Copy the entries below exactly. Images do not belong in the copy.

○ ○ ○

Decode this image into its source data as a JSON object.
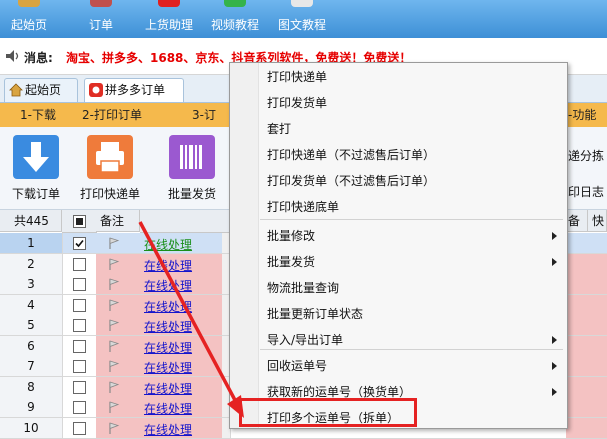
{
  "topbar": {
    "items": [
      {
        "label": "起始页",
        "icon": "home-icon"
      },
      {
        "label": "订单",
        "icon": "cart-icon"
      },
      {
        "label": "上货助理",
        "icon": "upload-icon"
      },
      {
        "label": "视频教程",
        "icon": "chat-icon"
      },
      {
        "label": "图文教程",
        "icon": "doc-icon"
      }
    ]
  },
  "message": {
    "label": "消息:",
    "text": "淘宝、拼多多、1688、京东、抖音系列软件，免费送！免费送！"
  },
  "tabs": [
    {
      "label": "起始页"
    },
    {
      "label": "拼多多订单"
    }
  ],
  "steps": [
    "1-下载",
    "2-打印订单",
    "3-订",
    "-功能"
  ],
  "toolbar": {
    "buttons": [
      {
        "label": "下载订单",
        "icon": "download-arrow-icon"
      },
      {
        "label": "打印快递单",
        "icon": "printer-icon"
      },
      {
        "label": "批量发货",
        "icon": "barcode-icon"
      }
    ],
    "right_fragments": [
      "递分拣",
      "印日志"
    ]
  },
  "grid": {
    "count_label": "共445",
    "remark_header": "备注",
    "right_headers": [
      "备",
      "快"
    ],
    "link_text": "在线处理",
    "rows": [
      "1",
      "2",
      "3",
      "4",
      "5",
      "6",
      "7",
      "8",
      "9",
      "10"
    ]
  },
  "context_menu": {
    "items": [
      {
        "label": "打印快递单",
        "has_submenu": false
      },
      {
        "label": "打印发货单",
        "has_submenu": false
      },
      {
        "label": "套打",
        "has_submenu": false
      },
      {
        "label": "打印快递单（不过滤售后订单）",
        "has_submenu": false
      },
      {
        "label": "打印发货单（不过滤售后订单）",
        "has_submenu": false
      },
      {
        "label": "打印快递底单",
        "has_submenu": false
      },
      {
        "label": "批量修改",
        "has_submenu": true
      },
      {
        "label": "批量发货",
        "has_submenu": true
      },
      {
        "label": "物流批量查询",
        "has_submenu": false
      },
      {
        "label": "批量更新订单状态",
        "has_submenu": false
      },
      {
        "label": "导入/导出订单",
        "has_submenu": true
      },
      {
        "label": "回收运单号",
        "has_submenu": true
      },
      {
        "label": "获取新的运单号（换货单）",
        "has_submenu": true
      },
      {
        "label": "打印多个运单号（拆单）",
        "has_submenu": false
      }
    ]
  },
  "colors": {
    "accent_blue": "#3d8fd6",
    "step_orange": "#f5b94c",
    "alert_red": "#e60000",
    "selected_row": "#cfe0f5",
    "pink_cell": "#f4c2c2",
    "annotation_red": "#e52222"
  }
}
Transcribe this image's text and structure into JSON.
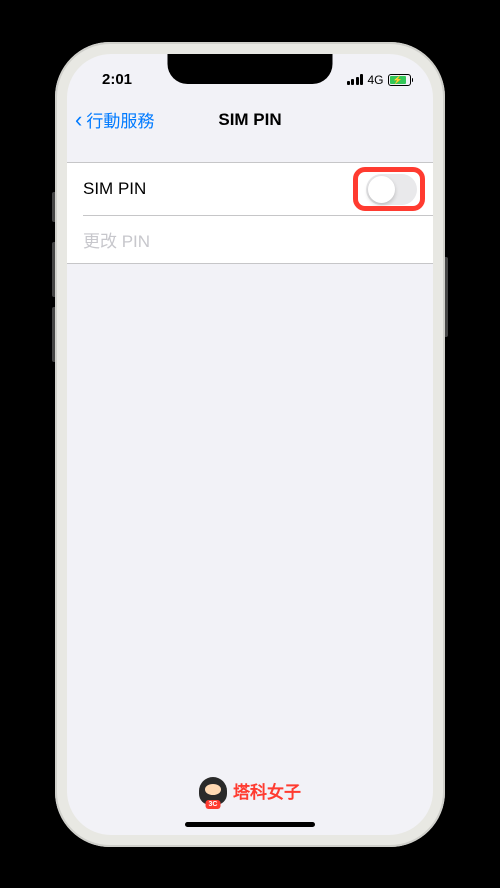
{
  "status_bar": {
    "time": "2:01",
    "network": "4G"
  },
  "nav": {
    "back_label": "行動服務",
    "title": "SIM PIN"
  },
  "settings": {
    "sim_pin_label": "SIM PIN",
    "sim_pin_enabled": false,
    "change_pin_label": "更改 PIN"
  },
  "watermark": {
    "badge": "3C",
    "text": "塔科女子"
  }
}
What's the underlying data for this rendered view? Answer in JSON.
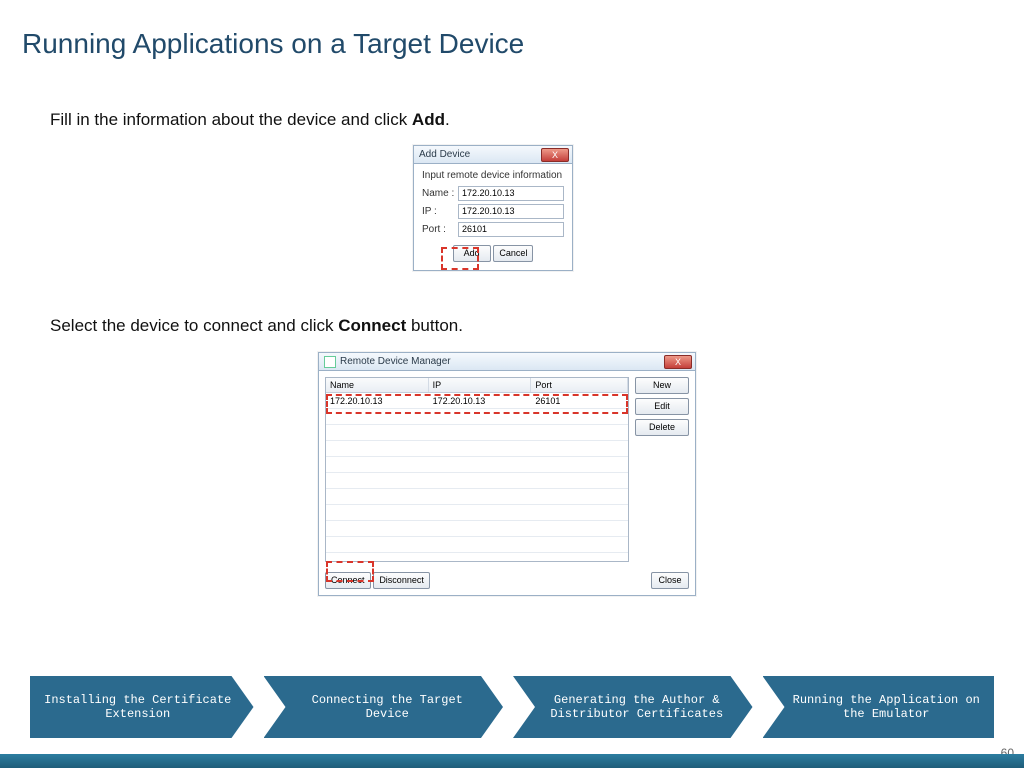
{
  "title": "Running Applications on a Target Device",
  "instruction1_pre": "Fill in the information about the device and click ",
  "instruction1_bold": "Add",
  "instruction1_post": ".",
  "instruction2_pre": "Select the device to connect and click ",
  "instruction2_bold": "Connect",
  "instruction2_post": " button.",
  "add_dialog": {
    "title": "Add Device",
    "close": "X",
    "heading": "Input remote device information",
    "name_label": "Name :",
    "name_value": "172.20.10.13",
    "ip_label": "IP :",
    "ip_value": "172.20.10.13",
    "port_label": "Port :",
    "port_value": "26101",
    "add_btn": "Add",
    "cancel_btn": "Cancel"
  },
  "mgr_dialog": {
    "title": "Remote Device Manager",
    "close": "X",
    "col_name": "Name",
    "col_ip": "IP",
    "col_port": "Port",
    "row_name": "172.20.10.13",
    "row_ip": "172.20.10.13",
    "row_port": "26101",
    "btn_new": "New",
    "btn_edit": "Edit",
    "btn_delete": "Delete",
    "btn_connect": "Connect",
    "btn_disconnect": "Disconnect",
    "btn_close": "Close"
  },
  "steps": {
    "s1": "Installing the Certificate Extension",
    "s2": "Connecting the Target Device",
    "s3": "Generating the Author & Distributor Certificates",
    "s4": "Running the Application on the Emulator"
  },
  "page_num": "60"
}
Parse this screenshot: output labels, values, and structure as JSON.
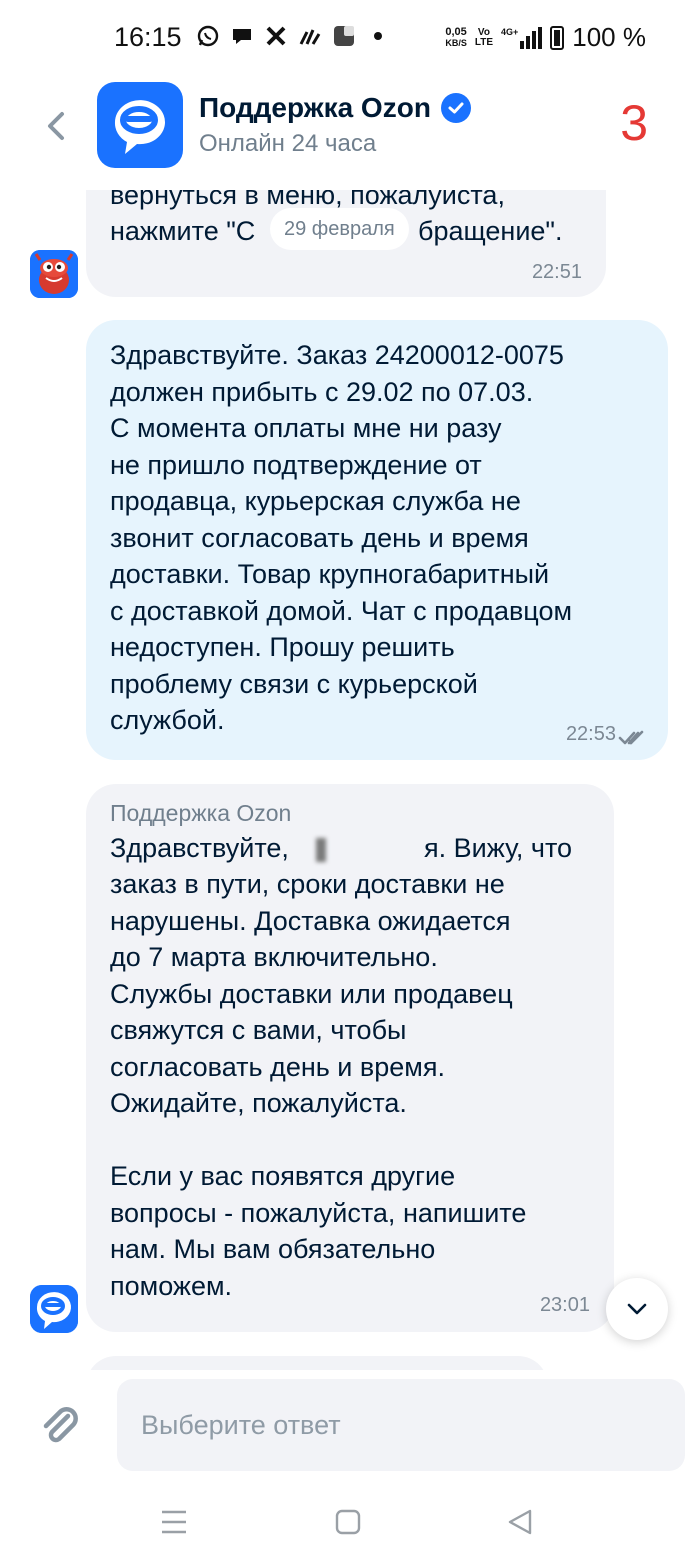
{
  "status_bar": {
    "time": "16:15",
    "net_speed_value": "0,05",
    "net_speed_unit": "KB/S",
    "volte_top": "Vo",
    "volte_bottom": "LTE",
    "network": "4G+",
    "battery": "100 %",
    "icons": [
      "whatsapp-icon",
      "chat-icon",
      "x-icon",
      "music-icon",
      "app-icon",
      "dot-icon"
    ]
  },
  "header": {
    "title": "Поддержка Ozon",
    "subtitle": "Онлайн 24 часа",
    "badge": "3",
    "verified_icon": "verified-check-icon",
    "back_icon": "back-chevron-icon",
    "brand_color": "#1a72ff"
  },
  "chat": {
    "date_pill": "29 февраля",
    "messages": [
      {
        "direction": "incoming",
        "text_top": "вернуться в меню, пожалуйста,",
        "text_left": "нажмите \"С",
        "text_right": "бращение\".",
        "time": "22:51",
        "avatar": "mascot-avatar"
      },
      {
        "direction": "outgoing",
        "text": "Здравствуйте. Заказ 24200012-0075\nдолжен прибыть с 29.02 по 07.03.\nС момента оплаты мне ни разу\nне пришло подтверждение от\nпродавца, курьерская служба не\nзвонит согласовать день и время\nдоставки. Товар крупногабаритный\nс доставкой домой. Чат с продавцом\nнедоступен. Прошу решить\nпроблему связи с курьерской\nслужбой.",
        "time": "22:53",
        "status_icon": "double-check-icon"
      },
      {
        "direction": "incoming",
        "sender": "Поддержка Ozon",
        "greeting_start": "Здравствуйте,",
        "greeting_end": "я. Вижу, что",
        "text": "заказ в пути, сроки доставки не\nнарушены. Доставка ожидается\nдо 7 марта включительно.\nСлужбы доставки или продавец\nсвяжутся с вами, чтобы\nсогласовать день и время.\nОжидайте, пожалуйста.\n\nЕсли у вас появятся другие\nвопросы - пожалуйста, напишите\nнам. Мы вам обязательно\nпоможем.",
        "time": "23:01",
        "avatar": "ozon-avatar"
      }
    ]
  },
  "composer": {
    "placeholder": "Выберите ответ",
    "attach_icon": "paperclip-icon"
  },
  "navbar": {
    "icons": [
      "menu-icon",
      "home-square-icon",
      "back-triangle-icon"
    ]
  }
}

○ ○ ○

Exercise output:
Decode this image into its source data as a JSON object.
{
  "topbar": {
    "items": [
      {
        "label": "起始页",
        "icon": "home-icon"
      },
      {
        "label": "订单",
        "icon": "cart-icon"
      },
      {
        "label": "上货助理",
        "icon": "upload-icon"
      },
      {
        "label": "视频教程",
        "icon": "chat-icon"
      },
      {
        "label": "图文教程",
        "icon": "doc-icon"
      }
    ]
  },
  "message": {
    "label": "消息:",
    "text": "淘宝、拼多多、1688、京东、抖音系列软件，免费送！免费送！"
  },
  "tabs": [
    {
      "label": "起始页"
    },
    {
      "label": "拼多多订单"
    }
  ],
  "steps": [
    "1-下载",
    "2-打印订单",
    "3-订",
    "-功能"
  ],
  "toolbar": {
    "buttons": [
      {
        "label": "下载订单",
        "icon": "download-arrow-icon"
      },
      {
        "label": "打印快递单",
        "icon": "printer-icon"
      },
      {
        "label": "批量发货",
        "icon": "barcode-icon"
      }
    ],
    "right_fragments": [
      "递分拣",
      "印日志"
    ]
  },
  "grid": {
    "count_label": "共445",
    "remark_header": "备注",
    "right_headers": [
      "备",
      "快"
    ],
    "link_text": "在线处理",
    "rows": [
      "1",
      "2",
      "3",
      "4",
      "5",
      "6",
      "7",
      "8",
      "9",
      "10"
    ]
  },
  "context_menu": {
    "items": [
      {
        "label": "打印快递单",
        "has_submenu": false
      },
      {
        "label": "打印发货单",
        "has_submenu": false
      },
      {
        "label": "套打",
        "has_submenu": false
      },
      {
        "label": "打印快递单（不过滤售后订单）",
        "has_submenu": false
      },
      {
        "label": "打印发货单（不过滤售后订单）",
        "has_submenu": false
      },
      {
        "label": "打印快递底单",
        "has_submenu": false
      },
      {
        "label": "批量修改",
        "has_submenu": true
      },
      {
        "label": "批量发货",
        "has_submenu": true
      },
      {
        "label": "物流批量查询",
        "has_submenu": false
      },
      {
        "label": "批量更新订单状态",
        "has_submenu": false
      },
      {
        "label": "导入/导出订单",
        "has_submenu": true
      },
      {
        "label": "回收运单号",
        "has_submenu": true
      },
      {
        "label": "获取新的运单号（换货单）",
        "has_submenu": true
      },
      {
        "label": "打印多个运单号（拆单）",
        "has_submenu": false
      }
    ]
  },
  "colors": {
    "accent_blue": "#3d8fd6",
    "step_orange": "#f5b94c",
    "alert_red": "#e60000",
    "selected_row": "#cfe0f5",
    "pink_cell": "#f4c2c2",
    "annotation_red": "#e52222"
  }
}
Transcribe this image's text and structure into JSON.
{
  "status_bar": {
    "time": "2:01",
    "network": "4G"
  },
  "nav": {
    "back_label": "行動服務",
    "title": "SIM PIN"
  },
  "settings": {
    "sim_pin_label": "SIM PIN",
    "sim_pin_enabled": false,
    "change_pin_label": "更改 PIN"
  },
  "watermark": {
    "badge": "3C",
    "text": "塔科女子"
  }
}
What's the underlying data for this rendered view? Answer in JSON.
{
  "title": "Running Applications on a Target Device",
  "instruction1_pre": "Fill in the information about the device and click ",
  "instruction1_bold": "Add",
  "instruction1_post": ".",
  "instruction2_pre": "Select the device to connect and click ",
  "instruction2_bold": "Connect",
  "instruction2_post": " button.",
  "add_dialog": {
    "title": "Add Device",
    "close": "X",
    "heading": "Input remote device information",
    "name_label": "Name :",
    "name_value": "172.20.10.13",
    "ip_label": "IP :",
    "ip_value": "172.20.10.13",
    "port_label": "Port :",
    "port_value": "26101",
    "add_btn": "Add",
    "cancel_btn": "Cancel"
  },
  "mgr_dialog": {
    "title": "Remote Device Manager",
    "close": "X",
    "col_name": "Name",
    "col_ip": "IP",
    "col_port": "Port",
    "row_name": "172.20.10.13",
    "row_ip": "172.20.10.13",
    "row_port": "26101",
    "btn_new": "New",
    "btn_edit": "Edit",
    "btn_delete": "Delete",
    "btn_connect": "Connect",
    "btn_disconnect": "Disconnect",
    "btn_close": "Close"
  },
  "steps": {
    "s1": "Installing the Certificate Extension",
    "s2": "Connecting the Target Device",
    "s3": "Generating the Author & Distributor Certificates",
    "s4": "Running the Application on the Emulator"
  },
  "page_num": "60"
}
Parse this screenshot: output labels, values, and structure as JSON.
{
  "status_bar": {
    "time": "16:15",
    "net_speed_value": "0,05",
    "net_speed_unit": "KB/S",
    "volte_top": "Vo",
    "volte_bottom": "LTE",
    "network": "4G+",
    "battery": "100 %",
    "icons": [
      "whatsapp-icon",
      "chat-icon",
      "x-icon",
      "music-icon",
      "app-icon",
      "dot-icon"
    ]
  },
  "header": {
    "title": "Поддержка Ozon",
    "subtitle": "Онлайн 24 часа",
    "badge": "3",
    "verified_icon": "verified-check-icon",
    "back_icon": "back-chevron-icon",
    "brand_color": "#1a72ff"
  },
  "chat": {
    "date_pill": "29 февраля",
    "messages": [
      {
        "direction": "incoming",
        "text_top": "вернуться в меню, пожалуйста,",
        "text_left": "нажмите \"С",
        "text_right": "бращение\".",
        "time": "22:51",
        "avatar": "mascot-avatar"
      },
      {
        "direction": "outgoing",
        "text": "Здравствуйте. Заказ 24200012-0075\nдолжен прибыть с 29.02 по 07.03.\nС момента оплаты мне ни разу\nне пришло подтверждение от\nпродавца, курьерская служба не\nзвонит согласовать день и время\nдоставки. Товар крупногабаритный\nс доставкой домой. Чат с продавцом\nнедоступен. Прошу решить\nпроблему связи с курьерской\nслужбой.",
        "time": "22:53",
        "status_icon": "double-check-icon"
      },
      {
        "direction": "incoming",
        "sender": "Поддержка Ozon",
        "greeting_start": "Здравствуйте,",
        "greeting_end": "я. Вижу, что",
        "text": "заказ в пути, сроки доставки не\nнарушены. Доставка ожидается\nдо 7 марта включительно.\nСлужбы доставки или продавец\nсвяжутся с вами, чтобы\nсогласовать день и время.\nОжидайте, пожалуйста.\n\nЕсли у вас появятся другие\nвопросы - пожалуйста, напишите\nнам. Мы вам обязательно\nпоможем.",
        "time": "23:01",
        "avatar": "ozon-avatar"
      }
    ]
  },
  "composer": {
    "placeholder": "Выберите ответ",
    "attach_icon": "paperclip-icon"
  },
  "navbar": {
    "icons": [
      "menu-icon",
      "home-square-icon",
      "back-triangle-icon"
    ]
  }
}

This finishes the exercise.